### DATASET RECORDS
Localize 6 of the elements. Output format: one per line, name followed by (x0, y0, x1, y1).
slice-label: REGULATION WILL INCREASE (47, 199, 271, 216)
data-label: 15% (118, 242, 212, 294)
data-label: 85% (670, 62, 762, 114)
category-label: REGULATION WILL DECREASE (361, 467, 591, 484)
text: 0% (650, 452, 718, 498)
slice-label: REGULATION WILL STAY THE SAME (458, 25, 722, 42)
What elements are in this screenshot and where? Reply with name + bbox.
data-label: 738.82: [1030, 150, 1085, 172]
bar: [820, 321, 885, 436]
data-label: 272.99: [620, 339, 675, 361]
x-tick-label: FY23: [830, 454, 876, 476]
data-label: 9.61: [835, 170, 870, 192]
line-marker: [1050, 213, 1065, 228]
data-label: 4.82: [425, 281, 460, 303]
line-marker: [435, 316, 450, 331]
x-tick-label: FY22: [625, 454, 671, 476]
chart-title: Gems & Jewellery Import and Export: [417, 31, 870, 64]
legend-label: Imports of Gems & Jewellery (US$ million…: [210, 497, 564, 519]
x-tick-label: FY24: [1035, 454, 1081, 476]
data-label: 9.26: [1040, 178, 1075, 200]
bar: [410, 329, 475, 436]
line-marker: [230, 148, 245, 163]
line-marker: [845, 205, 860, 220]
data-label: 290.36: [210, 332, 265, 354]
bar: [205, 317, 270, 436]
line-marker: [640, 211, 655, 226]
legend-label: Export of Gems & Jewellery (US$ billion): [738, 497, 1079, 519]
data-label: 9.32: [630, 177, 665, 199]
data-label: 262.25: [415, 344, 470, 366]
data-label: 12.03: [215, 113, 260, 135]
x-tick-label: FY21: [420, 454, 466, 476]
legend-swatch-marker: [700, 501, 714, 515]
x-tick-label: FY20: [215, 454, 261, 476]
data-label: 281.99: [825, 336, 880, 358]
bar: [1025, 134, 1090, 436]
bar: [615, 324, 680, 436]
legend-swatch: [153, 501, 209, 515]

---

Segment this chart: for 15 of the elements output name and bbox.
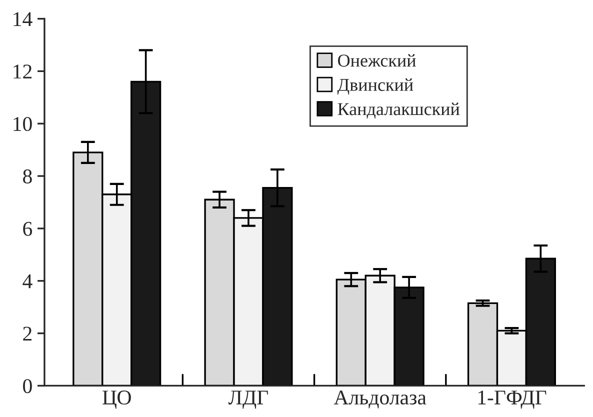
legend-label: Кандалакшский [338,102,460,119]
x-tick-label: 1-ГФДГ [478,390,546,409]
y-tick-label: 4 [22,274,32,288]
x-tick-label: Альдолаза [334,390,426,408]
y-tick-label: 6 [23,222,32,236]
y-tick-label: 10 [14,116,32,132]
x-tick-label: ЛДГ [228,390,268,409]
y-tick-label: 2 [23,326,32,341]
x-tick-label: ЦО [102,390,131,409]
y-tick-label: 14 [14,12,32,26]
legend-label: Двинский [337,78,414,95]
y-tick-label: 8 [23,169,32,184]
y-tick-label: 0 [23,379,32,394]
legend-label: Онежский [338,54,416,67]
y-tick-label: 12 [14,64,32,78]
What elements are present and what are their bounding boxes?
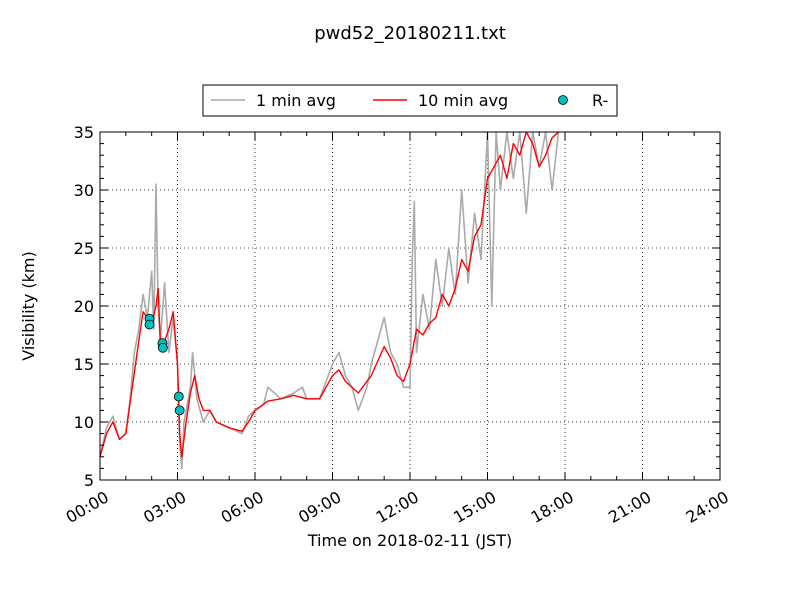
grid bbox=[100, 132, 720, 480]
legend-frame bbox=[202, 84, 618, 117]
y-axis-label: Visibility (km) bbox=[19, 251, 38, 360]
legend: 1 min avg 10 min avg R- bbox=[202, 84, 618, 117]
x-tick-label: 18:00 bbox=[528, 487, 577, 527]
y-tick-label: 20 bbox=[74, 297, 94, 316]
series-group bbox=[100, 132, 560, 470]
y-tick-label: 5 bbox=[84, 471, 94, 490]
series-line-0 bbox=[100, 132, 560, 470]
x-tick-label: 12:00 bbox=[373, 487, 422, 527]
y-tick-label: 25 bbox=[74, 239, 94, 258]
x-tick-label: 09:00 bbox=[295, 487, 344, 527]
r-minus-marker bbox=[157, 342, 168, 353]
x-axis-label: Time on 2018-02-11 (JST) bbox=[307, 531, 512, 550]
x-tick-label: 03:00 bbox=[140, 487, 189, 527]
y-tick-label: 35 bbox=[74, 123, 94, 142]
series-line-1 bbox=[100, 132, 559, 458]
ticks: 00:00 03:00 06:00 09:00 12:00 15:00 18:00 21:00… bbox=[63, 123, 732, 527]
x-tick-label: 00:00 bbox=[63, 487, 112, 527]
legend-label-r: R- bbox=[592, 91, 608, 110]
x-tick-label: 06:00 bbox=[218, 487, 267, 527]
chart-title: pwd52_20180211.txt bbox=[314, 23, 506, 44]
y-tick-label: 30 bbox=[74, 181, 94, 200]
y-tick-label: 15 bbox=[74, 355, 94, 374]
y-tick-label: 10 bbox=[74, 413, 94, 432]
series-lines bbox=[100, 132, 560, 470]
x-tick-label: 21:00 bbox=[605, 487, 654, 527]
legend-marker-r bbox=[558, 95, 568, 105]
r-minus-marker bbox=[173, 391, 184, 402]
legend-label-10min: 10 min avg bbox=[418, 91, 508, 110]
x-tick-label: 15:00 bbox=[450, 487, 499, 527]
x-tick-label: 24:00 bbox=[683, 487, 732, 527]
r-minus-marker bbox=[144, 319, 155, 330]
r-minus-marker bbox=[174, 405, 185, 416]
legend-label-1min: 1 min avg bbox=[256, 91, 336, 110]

### SHORT PROBLEM
Transcribe the records from the line containing "Localize 6 of" up to and including the line containing "slice-label: REGULATION WILL STAY", reproducing each line exactly.

### EXERCISE OUTPUT
Localize 6 of the elements. Output format: one per line, name followed by (x0, y0, x1, y1).
slice-label: REGULATION WILL INCREASE (47, 199, 271, 216)
data-label: 15% (118, 242, 212, 294)
data-label: 85% (670, 62, 762, 114)
category-label: REGULATION WILL DECREASE (361, 467, 591, 484)
text: 0% (650, 452, 718, 498)
slice-label: REGULATION WILL STAY THE SAME (458, 25, 722, 42)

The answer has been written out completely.